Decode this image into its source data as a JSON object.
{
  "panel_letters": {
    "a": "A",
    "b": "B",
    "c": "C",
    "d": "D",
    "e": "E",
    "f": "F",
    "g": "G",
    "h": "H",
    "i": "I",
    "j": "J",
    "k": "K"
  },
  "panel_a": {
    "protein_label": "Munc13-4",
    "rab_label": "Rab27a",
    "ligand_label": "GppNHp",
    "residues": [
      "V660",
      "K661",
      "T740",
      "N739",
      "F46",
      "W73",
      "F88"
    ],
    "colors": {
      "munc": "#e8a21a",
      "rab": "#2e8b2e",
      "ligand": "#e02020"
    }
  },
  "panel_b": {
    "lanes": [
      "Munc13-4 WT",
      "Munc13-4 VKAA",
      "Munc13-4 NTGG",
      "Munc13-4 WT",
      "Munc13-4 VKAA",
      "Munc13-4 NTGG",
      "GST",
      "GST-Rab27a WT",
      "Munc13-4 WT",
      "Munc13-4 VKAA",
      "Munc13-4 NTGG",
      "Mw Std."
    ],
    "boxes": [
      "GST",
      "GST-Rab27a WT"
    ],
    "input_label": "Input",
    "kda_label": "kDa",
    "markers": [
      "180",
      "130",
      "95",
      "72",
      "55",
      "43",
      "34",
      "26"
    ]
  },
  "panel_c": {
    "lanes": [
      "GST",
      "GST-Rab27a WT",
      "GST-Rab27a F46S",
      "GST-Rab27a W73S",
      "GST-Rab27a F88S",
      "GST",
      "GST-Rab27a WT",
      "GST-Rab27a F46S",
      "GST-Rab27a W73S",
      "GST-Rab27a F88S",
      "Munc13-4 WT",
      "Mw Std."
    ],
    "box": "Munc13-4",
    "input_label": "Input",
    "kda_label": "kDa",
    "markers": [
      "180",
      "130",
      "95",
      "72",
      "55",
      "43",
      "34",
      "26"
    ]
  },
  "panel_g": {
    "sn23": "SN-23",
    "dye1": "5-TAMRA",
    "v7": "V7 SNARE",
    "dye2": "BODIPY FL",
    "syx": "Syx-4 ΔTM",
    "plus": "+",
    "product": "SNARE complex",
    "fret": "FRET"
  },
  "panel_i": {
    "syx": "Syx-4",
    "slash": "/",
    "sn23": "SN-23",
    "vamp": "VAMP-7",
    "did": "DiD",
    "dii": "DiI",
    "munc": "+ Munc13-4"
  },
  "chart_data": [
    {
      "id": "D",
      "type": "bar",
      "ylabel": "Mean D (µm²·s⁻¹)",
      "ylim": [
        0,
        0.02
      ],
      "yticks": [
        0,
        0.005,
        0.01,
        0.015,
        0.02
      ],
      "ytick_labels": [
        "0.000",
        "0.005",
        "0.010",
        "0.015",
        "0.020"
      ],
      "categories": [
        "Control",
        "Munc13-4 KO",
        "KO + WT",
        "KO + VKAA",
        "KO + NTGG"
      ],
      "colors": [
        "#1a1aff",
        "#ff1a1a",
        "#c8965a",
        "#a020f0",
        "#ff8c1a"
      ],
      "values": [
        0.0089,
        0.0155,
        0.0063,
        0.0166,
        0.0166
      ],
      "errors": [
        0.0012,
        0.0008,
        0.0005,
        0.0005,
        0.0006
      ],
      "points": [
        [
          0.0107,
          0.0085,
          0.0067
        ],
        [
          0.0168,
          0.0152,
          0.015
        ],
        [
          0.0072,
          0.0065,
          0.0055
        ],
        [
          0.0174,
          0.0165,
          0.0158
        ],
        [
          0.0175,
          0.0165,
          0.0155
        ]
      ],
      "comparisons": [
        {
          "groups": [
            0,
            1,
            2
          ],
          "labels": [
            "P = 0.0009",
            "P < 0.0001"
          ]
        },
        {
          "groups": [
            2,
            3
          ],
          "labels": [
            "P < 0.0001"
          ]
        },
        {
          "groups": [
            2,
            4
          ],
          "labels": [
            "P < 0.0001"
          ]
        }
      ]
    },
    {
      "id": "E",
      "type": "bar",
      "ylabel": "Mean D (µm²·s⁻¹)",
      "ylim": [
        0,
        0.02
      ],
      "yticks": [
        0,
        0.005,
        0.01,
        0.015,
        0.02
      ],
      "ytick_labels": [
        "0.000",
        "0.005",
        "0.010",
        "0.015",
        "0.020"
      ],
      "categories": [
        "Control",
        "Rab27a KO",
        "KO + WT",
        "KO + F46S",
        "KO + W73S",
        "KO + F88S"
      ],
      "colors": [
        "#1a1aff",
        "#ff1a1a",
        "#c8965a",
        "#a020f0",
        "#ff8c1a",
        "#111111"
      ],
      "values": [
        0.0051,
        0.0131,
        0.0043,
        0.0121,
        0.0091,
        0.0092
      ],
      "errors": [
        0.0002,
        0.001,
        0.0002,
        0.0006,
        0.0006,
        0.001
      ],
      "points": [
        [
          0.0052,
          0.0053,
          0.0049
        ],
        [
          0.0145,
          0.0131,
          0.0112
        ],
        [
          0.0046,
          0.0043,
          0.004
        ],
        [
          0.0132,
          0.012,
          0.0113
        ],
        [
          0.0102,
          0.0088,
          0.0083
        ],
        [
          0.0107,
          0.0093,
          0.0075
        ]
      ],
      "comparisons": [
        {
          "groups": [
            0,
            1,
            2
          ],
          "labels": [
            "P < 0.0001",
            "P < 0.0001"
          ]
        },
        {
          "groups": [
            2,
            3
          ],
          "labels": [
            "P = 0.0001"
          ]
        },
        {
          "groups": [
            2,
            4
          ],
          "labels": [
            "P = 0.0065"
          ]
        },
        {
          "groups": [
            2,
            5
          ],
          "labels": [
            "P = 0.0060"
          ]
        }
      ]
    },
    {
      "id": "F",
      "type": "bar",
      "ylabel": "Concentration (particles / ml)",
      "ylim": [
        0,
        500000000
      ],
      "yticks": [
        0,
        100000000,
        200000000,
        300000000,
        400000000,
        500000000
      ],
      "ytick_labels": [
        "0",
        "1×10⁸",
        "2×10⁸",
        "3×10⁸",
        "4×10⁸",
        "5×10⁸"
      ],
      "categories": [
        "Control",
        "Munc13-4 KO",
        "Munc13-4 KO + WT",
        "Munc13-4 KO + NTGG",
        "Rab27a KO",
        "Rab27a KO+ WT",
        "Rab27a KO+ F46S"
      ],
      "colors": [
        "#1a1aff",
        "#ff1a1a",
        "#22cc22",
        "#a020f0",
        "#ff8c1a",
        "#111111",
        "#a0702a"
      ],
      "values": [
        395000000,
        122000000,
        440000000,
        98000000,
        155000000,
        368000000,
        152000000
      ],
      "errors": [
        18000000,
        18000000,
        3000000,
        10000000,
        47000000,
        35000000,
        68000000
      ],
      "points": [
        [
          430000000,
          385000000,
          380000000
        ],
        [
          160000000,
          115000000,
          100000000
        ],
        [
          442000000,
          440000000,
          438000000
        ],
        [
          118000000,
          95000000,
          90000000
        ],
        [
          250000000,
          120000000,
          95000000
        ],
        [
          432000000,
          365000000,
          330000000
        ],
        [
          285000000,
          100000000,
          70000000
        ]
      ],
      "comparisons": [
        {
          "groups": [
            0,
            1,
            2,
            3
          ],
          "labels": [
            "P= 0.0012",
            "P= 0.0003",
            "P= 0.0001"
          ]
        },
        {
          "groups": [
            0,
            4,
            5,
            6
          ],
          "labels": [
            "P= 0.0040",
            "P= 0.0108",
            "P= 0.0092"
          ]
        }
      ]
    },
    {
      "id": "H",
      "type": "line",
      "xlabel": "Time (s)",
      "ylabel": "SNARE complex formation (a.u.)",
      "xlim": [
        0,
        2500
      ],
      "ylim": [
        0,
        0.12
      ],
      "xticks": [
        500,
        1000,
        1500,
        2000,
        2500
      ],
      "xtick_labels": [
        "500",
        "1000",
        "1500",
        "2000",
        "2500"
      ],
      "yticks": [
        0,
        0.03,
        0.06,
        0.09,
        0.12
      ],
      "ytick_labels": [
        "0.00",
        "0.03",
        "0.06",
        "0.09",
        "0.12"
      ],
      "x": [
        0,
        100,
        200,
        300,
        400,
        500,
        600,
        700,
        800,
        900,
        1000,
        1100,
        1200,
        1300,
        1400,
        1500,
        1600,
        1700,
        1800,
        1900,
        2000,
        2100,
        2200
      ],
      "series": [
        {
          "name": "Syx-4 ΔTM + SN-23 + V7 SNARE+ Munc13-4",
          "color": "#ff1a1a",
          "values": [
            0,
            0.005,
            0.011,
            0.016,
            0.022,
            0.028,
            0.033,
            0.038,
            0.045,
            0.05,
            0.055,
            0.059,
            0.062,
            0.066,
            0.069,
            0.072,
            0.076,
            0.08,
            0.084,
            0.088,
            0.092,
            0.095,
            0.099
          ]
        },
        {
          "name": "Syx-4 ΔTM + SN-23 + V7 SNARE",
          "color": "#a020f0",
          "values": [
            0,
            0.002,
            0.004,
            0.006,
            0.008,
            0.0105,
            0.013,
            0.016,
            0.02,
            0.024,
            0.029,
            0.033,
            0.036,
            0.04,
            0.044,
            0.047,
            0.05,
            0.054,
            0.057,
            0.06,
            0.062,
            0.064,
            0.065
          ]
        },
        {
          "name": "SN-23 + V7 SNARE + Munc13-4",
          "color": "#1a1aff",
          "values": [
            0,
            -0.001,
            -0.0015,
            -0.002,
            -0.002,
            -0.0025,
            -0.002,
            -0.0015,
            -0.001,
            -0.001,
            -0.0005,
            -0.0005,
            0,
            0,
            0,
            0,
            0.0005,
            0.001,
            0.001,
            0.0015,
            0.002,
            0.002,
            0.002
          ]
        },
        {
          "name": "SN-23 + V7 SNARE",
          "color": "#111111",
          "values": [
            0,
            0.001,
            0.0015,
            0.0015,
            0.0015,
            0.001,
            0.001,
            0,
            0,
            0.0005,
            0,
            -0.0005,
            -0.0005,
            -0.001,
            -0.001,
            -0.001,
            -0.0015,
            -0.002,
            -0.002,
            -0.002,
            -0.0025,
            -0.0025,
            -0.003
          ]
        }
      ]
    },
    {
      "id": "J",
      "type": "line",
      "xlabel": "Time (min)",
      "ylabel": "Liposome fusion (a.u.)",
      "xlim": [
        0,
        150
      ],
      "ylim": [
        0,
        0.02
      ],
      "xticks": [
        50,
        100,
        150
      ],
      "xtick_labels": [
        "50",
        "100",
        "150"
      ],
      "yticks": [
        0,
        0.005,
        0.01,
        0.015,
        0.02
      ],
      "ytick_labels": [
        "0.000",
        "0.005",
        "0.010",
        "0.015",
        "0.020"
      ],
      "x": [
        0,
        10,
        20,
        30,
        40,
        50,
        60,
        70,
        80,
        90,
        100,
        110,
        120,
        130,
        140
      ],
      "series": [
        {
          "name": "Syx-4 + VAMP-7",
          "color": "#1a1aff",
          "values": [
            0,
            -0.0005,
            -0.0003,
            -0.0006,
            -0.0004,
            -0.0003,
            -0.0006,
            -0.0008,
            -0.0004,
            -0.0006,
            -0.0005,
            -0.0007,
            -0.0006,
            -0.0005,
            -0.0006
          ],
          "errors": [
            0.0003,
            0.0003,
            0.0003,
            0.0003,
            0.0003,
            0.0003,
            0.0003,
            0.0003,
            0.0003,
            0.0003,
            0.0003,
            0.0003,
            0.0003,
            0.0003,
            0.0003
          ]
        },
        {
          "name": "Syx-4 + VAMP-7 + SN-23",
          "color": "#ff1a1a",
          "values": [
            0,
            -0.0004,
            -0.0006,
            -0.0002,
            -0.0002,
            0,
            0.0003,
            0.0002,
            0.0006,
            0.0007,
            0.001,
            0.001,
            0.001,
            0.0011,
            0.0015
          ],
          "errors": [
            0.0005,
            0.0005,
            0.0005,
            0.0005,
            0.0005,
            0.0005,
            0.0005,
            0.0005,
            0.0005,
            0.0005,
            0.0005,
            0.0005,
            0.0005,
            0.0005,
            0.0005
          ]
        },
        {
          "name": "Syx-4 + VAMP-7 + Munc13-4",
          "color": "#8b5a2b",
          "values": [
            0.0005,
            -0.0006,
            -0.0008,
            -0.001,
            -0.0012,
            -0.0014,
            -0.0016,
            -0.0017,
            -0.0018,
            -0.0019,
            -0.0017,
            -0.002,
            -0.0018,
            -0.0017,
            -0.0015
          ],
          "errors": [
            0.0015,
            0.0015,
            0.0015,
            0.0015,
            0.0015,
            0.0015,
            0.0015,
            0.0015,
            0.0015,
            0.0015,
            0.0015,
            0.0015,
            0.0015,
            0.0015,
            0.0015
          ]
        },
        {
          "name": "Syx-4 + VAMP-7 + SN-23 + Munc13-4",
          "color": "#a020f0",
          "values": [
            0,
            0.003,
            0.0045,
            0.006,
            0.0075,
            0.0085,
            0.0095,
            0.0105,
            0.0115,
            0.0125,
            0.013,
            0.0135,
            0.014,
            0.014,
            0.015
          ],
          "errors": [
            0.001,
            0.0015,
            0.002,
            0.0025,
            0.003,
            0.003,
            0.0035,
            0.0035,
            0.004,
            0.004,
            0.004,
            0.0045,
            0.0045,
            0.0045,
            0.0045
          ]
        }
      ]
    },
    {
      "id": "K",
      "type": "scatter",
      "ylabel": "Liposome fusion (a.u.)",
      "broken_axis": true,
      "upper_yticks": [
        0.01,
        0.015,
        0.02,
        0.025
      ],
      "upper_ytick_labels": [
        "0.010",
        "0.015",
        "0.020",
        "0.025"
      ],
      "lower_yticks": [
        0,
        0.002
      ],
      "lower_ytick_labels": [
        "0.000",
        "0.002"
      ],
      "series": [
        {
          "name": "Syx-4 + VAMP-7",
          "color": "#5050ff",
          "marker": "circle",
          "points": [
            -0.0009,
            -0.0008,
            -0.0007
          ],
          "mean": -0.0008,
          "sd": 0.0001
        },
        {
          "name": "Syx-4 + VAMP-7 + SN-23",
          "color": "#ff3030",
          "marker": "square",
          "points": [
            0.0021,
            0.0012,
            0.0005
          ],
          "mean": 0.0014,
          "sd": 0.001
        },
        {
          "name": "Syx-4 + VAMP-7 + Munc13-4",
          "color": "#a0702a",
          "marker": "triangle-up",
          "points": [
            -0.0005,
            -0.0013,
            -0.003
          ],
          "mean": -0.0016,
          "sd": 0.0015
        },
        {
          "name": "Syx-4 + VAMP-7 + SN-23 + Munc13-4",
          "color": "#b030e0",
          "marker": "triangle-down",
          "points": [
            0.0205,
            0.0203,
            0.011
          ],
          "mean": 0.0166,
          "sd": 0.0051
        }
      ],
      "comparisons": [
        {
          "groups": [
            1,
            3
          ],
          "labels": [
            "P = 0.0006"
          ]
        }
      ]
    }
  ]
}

------------------------------

*REQUIREMENT*: What is the number of lines above that hold the word "SNARE"? Answer with that number alone.

*WRITTEN ANSWER*: 7